-- What is asked --
Locate each line containing the string "appareils" and copy it out.
★ ★ ★ ★
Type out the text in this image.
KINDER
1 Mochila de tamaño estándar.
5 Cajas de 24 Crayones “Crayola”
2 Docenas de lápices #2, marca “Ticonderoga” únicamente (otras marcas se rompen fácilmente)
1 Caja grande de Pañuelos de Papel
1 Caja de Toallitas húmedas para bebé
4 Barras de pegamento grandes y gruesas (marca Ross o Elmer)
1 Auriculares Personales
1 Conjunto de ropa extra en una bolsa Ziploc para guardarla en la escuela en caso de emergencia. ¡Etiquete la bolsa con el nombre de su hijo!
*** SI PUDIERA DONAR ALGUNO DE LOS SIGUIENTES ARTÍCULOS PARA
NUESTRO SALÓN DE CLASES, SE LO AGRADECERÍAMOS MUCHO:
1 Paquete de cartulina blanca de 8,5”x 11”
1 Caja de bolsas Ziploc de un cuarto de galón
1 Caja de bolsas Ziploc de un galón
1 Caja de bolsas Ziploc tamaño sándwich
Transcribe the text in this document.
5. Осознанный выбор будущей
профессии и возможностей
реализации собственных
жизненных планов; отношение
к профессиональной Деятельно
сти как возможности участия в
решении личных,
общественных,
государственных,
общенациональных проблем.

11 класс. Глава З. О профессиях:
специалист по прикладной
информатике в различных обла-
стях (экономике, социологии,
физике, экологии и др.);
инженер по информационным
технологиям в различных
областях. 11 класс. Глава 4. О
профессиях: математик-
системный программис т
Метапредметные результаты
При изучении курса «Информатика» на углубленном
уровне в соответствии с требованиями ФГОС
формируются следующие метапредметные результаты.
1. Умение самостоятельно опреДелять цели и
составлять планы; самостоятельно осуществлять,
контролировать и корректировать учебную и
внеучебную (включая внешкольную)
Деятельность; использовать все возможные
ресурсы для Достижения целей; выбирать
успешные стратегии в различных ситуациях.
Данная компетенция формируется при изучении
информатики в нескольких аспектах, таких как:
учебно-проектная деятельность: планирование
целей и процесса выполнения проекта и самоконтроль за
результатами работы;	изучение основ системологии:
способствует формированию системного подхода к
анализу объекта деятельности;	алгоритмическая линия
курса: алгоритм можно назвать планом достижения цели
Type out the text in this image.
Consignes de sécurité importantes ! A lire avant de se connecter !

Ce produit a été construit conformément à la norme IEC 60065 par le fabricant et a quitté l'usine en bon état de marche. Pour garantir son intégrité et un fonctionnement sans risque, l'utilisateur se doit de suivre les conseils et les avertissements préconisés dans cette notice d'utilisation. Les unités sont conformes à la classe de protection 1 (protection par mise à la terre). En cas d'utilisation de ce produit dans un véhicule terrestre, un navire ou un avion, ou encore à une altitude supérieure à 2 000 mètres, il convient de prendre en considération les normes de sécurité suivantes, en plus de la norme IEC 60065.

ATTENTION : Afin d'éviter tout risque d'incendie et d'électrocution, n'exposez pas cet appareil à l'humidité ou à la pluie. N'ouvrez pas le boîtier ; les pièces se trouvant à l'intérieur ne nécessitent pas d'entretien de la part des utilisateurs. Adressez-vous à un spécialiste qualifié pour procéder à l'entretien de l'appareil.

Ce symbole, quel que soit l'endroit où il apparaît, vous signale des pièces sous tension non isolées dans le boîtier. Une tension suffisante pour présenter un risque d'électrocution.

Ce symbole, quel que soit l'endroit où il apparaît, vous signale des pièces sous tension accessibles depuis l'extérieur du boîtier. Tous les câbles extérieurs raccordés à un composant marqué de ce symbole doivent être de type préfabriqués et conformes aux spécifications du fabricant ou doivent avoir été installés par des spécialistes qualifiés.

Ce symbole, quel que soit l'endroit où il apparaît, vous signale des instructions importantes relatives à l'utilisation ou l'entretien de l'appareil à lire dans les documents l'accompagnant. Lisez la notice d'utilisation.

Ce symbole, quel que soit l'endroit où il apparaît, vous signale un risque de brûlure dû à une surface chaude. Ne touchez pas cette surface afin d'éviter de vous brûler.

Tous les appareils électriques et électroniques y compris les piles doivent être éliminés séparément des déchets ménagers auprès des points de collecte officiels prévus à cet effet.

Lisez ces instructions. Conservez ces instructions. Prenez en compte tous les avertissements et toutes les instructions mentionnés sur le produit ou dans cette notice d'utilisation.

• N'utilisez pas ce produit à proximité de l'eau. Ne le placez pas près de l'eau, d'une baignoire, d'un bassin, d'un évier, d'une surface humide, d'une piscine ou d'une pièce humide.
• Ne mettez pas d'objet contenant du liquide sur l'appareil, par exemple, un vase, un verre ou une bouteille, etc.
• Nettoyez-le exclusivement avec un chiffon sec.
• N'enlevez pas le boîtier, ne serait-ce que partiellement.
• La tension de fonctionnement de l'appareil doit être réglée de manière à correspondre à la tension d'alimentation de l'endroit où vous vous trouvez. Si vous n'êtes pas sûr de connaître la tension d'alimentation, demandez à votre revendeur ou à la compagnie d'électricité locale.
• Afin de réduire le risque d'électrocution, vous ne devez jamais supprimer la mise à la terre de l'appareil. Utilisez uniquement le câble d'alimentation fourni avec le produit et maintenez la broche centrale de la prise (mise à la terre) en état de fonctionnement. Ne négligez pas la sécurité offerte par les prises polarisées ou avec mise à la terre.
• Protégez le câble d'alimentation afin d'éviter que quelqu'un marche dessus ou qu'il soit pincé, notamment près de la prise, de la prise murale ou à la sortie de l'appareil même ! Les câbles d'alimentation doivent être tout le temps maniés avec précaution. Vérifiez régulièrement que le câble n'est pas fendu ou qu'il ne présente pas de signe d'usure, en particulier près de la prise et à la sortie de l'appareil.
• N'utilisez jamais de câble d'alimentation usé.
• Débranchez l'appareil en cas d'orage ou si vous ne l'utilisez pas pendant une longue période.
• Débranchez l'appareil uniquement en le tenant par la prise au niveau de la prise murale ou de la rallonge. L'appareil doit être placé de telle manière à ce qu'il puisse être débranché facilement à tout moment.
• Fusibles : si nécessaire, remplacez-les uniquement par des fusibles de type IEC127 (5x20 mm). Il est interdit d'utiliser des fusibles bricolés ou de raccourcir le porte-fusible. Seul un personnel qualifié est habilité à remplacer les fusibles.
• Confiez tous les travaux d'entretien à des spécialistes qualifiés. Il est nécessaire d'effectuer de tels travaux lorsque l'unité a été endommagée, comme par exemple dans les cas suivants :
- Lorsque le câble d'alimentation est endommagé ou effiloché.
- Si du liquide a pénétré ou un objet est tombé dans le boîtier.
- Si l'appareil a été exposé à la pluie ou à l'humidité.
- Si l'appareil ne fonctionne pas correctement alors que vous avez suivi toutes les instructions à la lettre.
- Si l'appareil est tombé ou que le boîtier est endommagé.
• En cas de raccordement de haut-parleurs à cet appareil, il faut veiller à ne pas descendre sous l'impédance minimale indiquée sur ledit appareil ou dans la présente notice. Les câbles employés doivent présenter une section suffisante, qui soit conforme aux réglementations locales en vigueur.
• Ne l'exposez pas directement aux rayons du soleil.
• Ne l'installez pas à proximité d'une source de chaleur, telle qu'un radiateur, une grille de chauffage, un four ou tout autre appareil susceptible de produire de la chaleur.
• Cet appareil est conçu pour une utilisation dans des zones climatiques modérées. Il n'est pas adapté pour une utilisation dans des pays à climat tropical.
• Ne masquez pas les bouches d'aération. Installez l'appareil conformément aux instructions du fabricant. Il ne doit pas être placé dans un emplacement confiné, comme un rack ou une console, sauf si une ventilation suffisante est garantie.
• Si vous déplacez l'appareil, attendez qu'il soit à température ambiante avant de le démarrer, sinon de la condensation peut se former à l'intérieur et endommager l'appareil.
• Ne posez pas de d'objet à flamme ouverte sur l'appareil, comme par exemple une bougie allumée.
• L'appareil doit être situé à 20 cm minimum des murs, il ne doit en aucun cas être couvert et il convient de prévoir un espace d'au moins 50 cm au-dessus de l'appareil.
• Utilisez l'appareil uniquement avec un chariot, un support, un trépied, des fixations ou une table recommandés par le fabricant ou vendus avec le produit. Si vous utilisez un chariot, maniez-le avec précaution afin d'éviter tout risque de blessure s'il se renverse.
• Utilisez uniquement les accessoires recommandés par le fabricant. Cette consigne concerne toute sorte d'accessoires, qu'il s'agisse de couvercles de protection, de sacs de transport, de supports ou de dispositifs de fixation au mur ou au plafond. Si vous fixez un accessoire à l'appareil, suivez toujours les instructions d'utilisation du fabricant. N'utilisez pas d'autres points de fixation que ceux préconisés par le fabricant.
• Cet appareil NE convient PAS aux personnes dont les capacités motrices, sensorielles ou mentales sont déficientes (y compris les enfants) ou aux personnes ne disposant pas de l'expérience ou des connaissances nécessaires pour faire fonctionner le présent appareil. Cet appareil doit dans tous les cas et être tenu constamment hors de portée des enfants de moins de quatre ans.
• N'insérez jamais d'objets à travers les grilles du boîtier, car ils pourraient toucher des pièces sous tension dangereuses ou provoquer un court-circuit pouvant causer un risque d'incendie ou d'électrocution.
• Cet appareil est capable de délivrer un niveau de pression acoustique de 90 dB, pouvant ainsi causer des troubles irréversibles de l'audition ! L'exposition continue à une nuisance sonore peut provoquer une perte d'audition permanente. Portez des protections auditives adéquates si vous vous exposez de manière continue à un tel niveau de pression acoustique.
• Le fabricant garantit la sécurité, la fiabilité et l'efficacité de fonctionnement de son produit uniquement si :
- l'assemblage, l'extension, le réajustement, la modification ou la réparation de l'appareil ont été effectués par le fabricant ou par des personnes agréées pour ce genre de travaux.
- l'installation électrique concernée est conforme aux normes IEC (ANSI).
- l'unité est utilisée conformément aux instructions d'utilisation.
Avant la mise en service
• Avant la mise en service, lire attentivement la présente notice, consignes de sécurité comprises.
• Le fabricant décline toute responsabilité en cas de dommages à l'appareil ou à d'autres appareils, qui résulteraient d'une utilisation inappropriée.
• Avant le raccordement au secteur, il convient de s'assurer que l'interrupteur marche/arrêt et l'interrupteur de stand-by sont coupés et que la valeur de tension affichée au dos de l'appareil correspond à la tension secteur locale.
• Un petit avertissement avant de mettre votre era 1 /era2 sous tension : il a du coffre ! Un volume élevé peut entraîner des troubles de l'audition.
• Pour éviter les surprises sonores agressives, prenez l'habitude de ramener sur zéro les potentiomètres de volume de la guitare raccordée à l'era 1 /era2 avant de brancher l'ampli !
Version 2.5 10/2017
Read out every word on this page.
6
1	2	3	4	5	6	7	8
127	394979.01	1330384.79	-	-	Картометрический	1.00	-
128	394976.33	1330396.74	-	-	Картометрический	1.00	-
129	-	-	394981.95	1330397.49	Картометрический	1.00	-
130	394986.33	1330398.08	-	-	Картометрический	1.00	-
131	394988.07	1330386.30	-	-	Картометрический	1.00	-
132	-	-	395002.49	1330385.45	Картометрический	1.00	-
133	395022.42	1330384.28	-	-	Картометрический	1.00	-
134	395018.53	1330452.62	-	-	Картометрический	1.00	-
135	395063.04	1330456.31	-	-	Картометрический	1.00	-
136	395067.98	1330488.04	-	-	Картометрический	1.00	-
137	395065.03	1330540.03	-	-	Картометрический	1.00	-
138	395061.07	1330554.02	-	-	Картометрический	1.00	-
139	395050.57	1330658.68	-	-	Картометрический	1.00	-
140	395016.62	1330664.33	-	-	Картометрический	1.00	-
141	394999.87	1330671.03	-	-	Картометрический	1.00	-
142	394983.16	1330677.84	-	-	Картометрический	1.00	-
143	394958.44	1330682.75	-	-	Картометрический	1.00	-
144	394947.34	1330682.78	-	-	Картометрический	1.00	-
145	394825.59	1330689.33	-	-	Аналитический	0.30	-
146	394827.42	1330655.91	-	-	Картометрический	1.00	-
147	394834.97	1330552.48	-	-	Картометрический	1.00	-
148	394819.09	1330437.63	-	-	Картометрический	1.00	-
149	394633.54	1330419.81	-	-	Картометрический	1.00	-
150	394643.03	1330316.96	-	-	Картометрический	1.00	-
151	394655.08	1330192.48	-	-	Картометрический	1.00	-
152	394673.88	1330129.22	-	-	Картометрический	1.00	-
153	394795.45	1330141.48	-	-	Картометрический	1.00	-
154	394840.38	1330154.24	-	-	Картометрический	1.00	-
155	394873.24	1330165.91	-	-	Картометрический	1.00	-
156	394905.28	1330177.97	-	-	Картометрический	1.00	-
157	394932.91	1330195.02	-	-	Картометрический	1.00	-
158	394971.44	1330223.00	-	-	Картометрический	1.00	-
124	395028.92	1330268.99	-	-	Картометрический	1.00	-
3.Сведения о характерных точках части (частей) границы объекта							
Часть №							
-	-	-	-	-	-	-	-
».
★ ★ ★ ★
-- Solution for this task --
Tous les appareils électriques et électroniques y compris les piles doivent être éliminés séparément des déchets ménagers auprès des points de collecte officiels prévus à cet effet.
• Le fabricant décline toute responsabilité en cas de dommages à l'appareil ou à d'autres appareils, qui résulteraient d'une utilisation inappropriée.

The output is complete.